_PROBLEM STATEMENT_: Work through the data line by line, gathering every line that has the word "Phòng".

_DATASET ENTRIES_:
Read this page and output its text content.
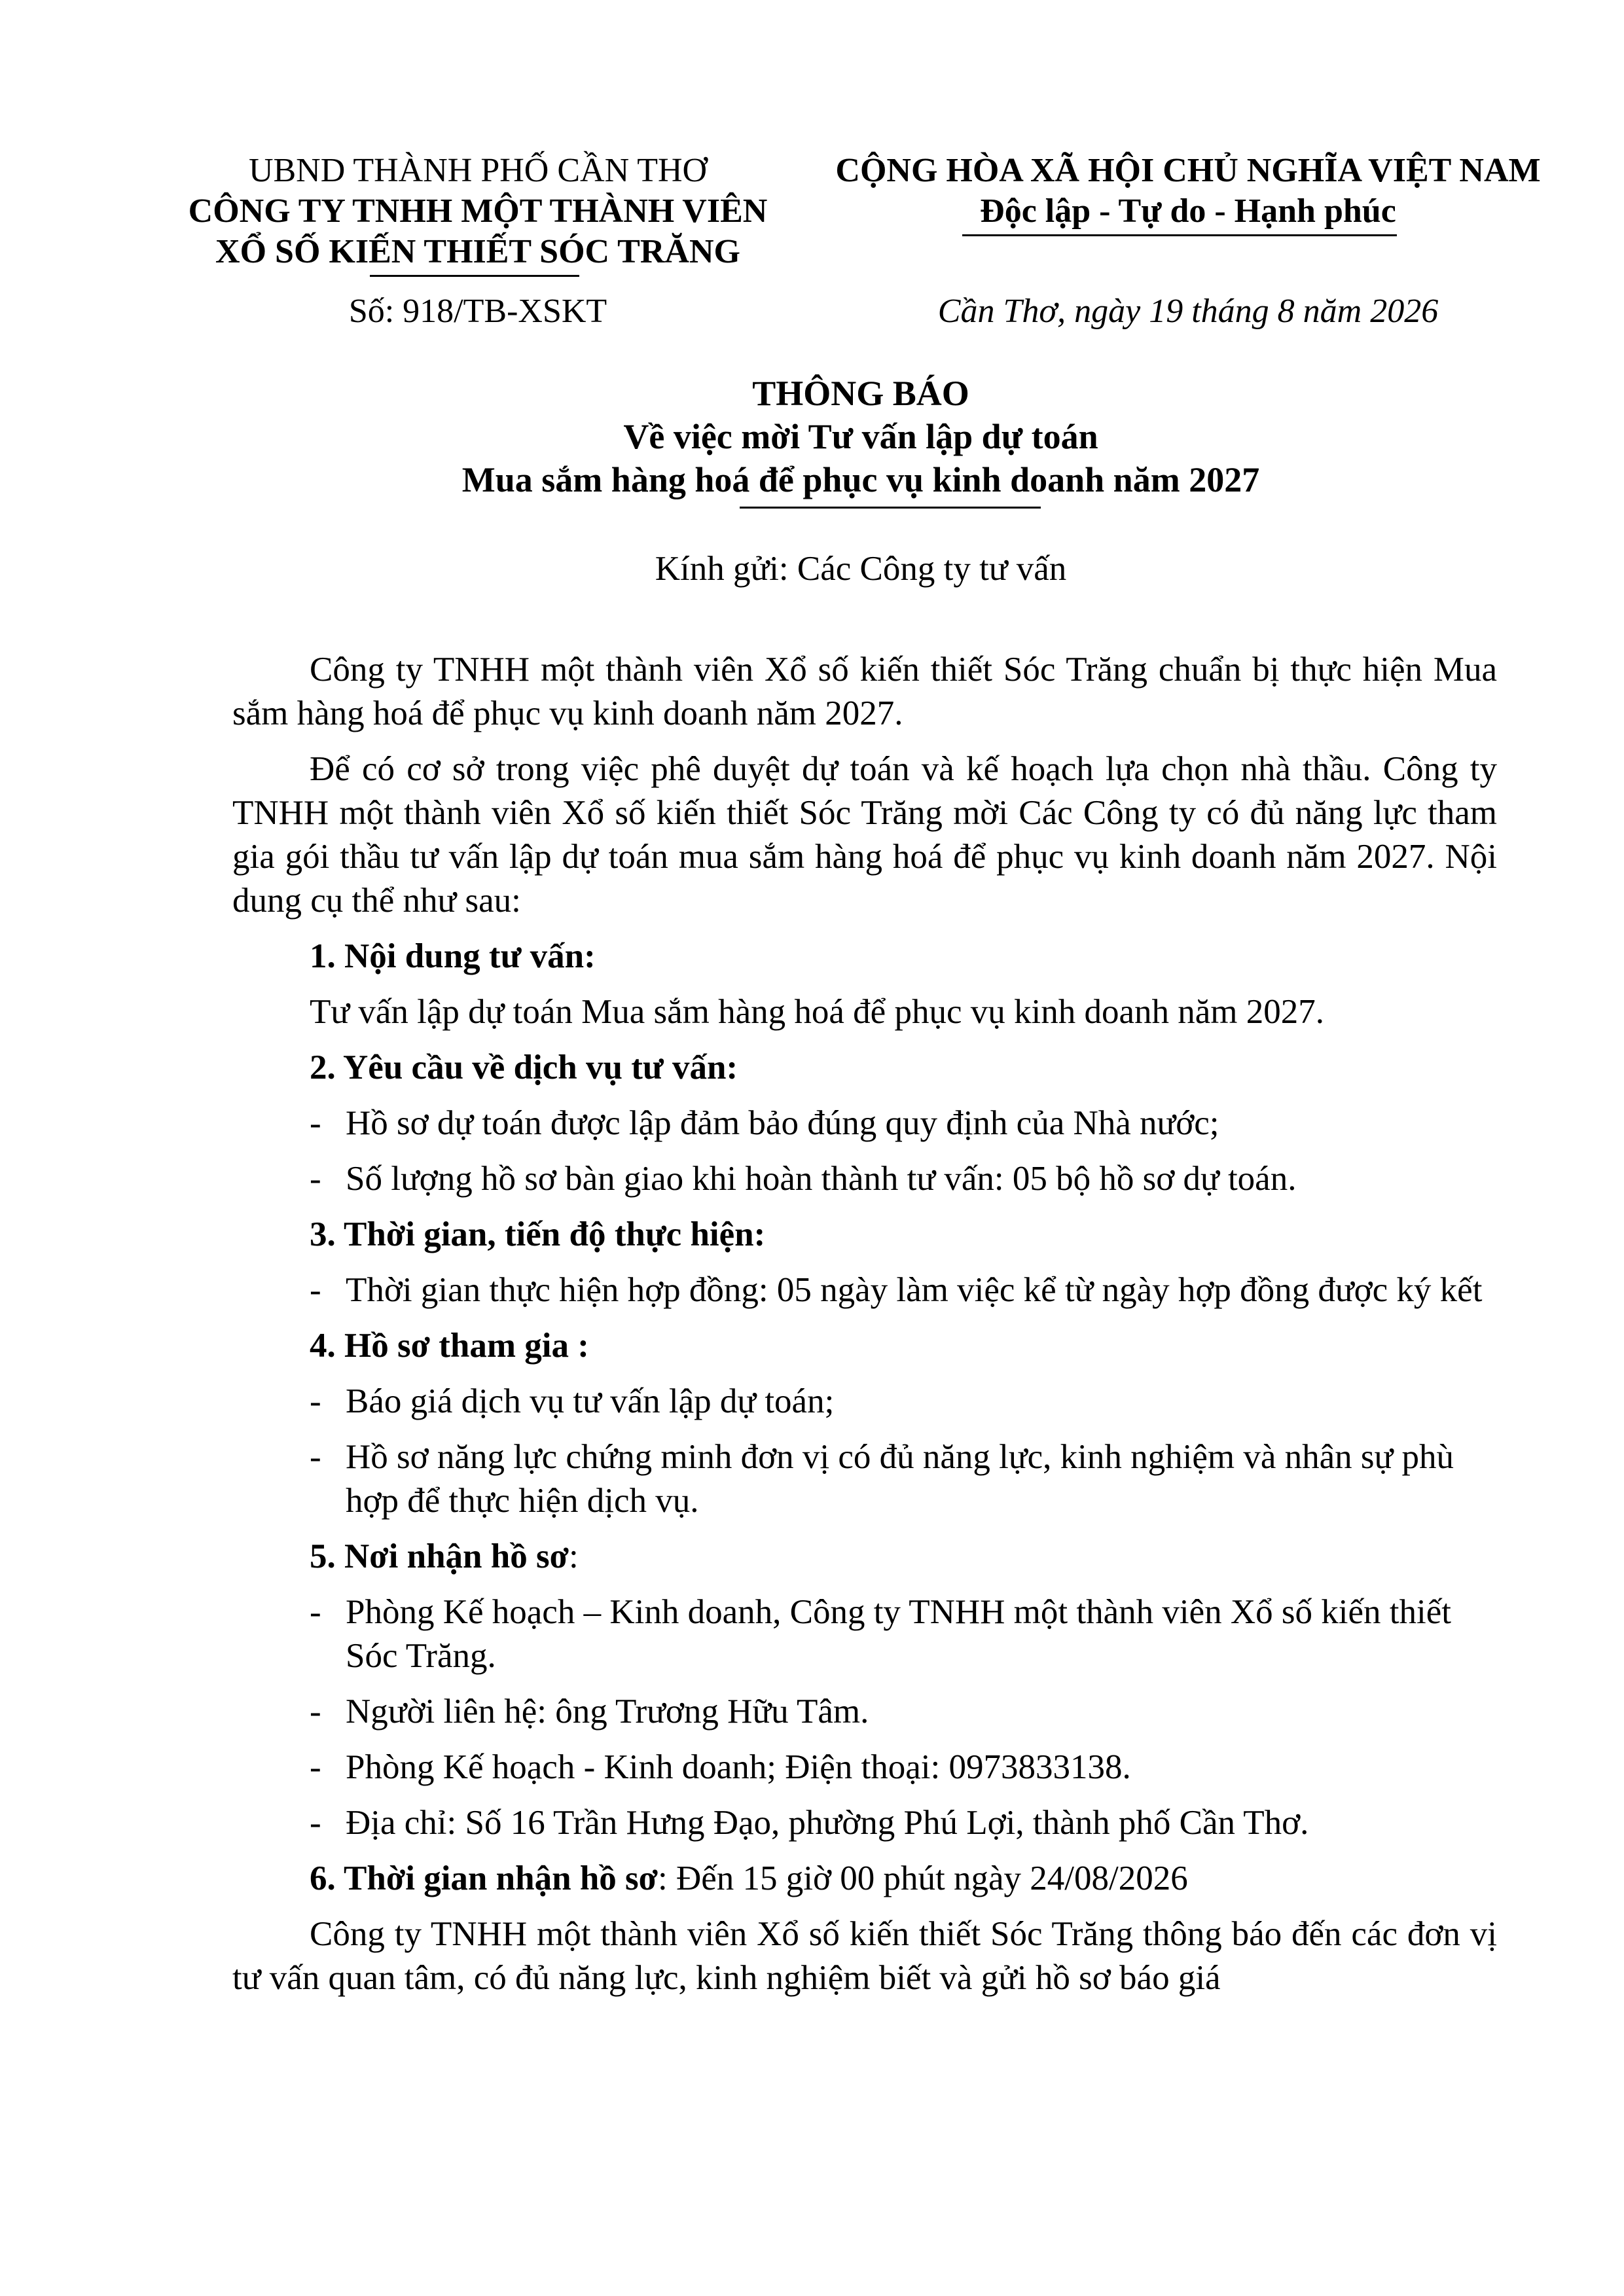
UBND THÀNH PHỐ CẦN THƠ
CÔNG TY TNHH MỘT THÀNH VIÊN
XỔ SỐ KIẾN THIẾT SÓC TRĂNG
CỘNG HÒA XÃ HỘI CHỦ NGHĨA VIỆT NAM
Độc lập - Tự do - Hạnh phúc
Số: 918/TB-XSKT	Cần Thơ, ngày 19 tháng 8 năm 2026
THÔNG BÁO
Về việc mời Tư vấn lập dự toán
Mua sắm hàng hoá để phục vụ kinh doanh năm 2027
Kính gửi: Các Công ty tư vấn

Công ty TNHH một thành viên Xổ số kiến thiết Sóc Trăng chuẩn bị thực hiện Mua sắm hàng hoá để phục vụ kinh doanh năm 2027.

Để có cơ sở trong việc phê duyệt dự toán và kế hoạch lựa chọn nhà thầu. Công ty TNHH một thành viên Xổ số kiến thiết Sóc Trăng mời Các Công ty có đủ năng lực tham gia gói thầu tư vấn lập dự toán mua sắm hàng hoá để phục vụ kinh doanh năm 2027. Nội dung cụ thể như sau:

1. Nội dung tư vấn:

Tư vấn lập dự toán Mua sắm hàng hoá để phục vụ kinh doanh năm 2027.

2. Yêu cầu về dịch vụ tư vấn:

- Hồ sơ dự toán được lập đảm bảo đúng quy định của Nhà nước;

- Số lượng hồ sơ bàn giao khi hoàn thành tư vấn: 05 bộ hồ sơ dự toán.

3. Thời gian, tiến độ thực hiện:

- Thời gian thực hiện hợp đồng: 05 ngày làm việc kể từ ngày hợp đồng được ký kết

4. Hồ sơ tham gia :

- Báo giá dịch vụ tư vấn lập dự toán;

- Hồ sơ năng lực chứng minh đơn vị có đủ năng lực, kinh nghiệm và nhân sự phù hợp để thực hiện dịch vụ.

5. Nơi nhận hồ sơ:

- Phòng Kế hoạch – Kinh doanh, Công ty TNHH một thành viên Xổ số kiến thiết Sóc Trăng.

- Người liên hệ: ông Trương Hữu Tâm.

- Phòng Kế hoạch - Kinh doanh; Điện thoại: 0973833138.

- Địa chỉ: Số 16 Trần Hưng Đạo, phường Phú Lợi, thành phố Cần Thơ.

6. Thời gian nhận hồ sơ: Đến 15 giờ 00 phút ngày 24/08/2026

Công ty TNHH một thành viên Xổ số kiến thiết Sóc Trăng thông báo đến các đơn vị tư vấn quan tâm, có đủ năng lực, kinh nghiệm biết và gửi hồ sơ báo giá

_THE SOLUTION_:
- Phòng Kế hoạch – Kinh doanh, Công ty TNHH một thành viên Xổ số kiến thiết Sóc Trăng.
- Phòng Kế hoạch - Kinh doanh; Điện thoại: 0973833138.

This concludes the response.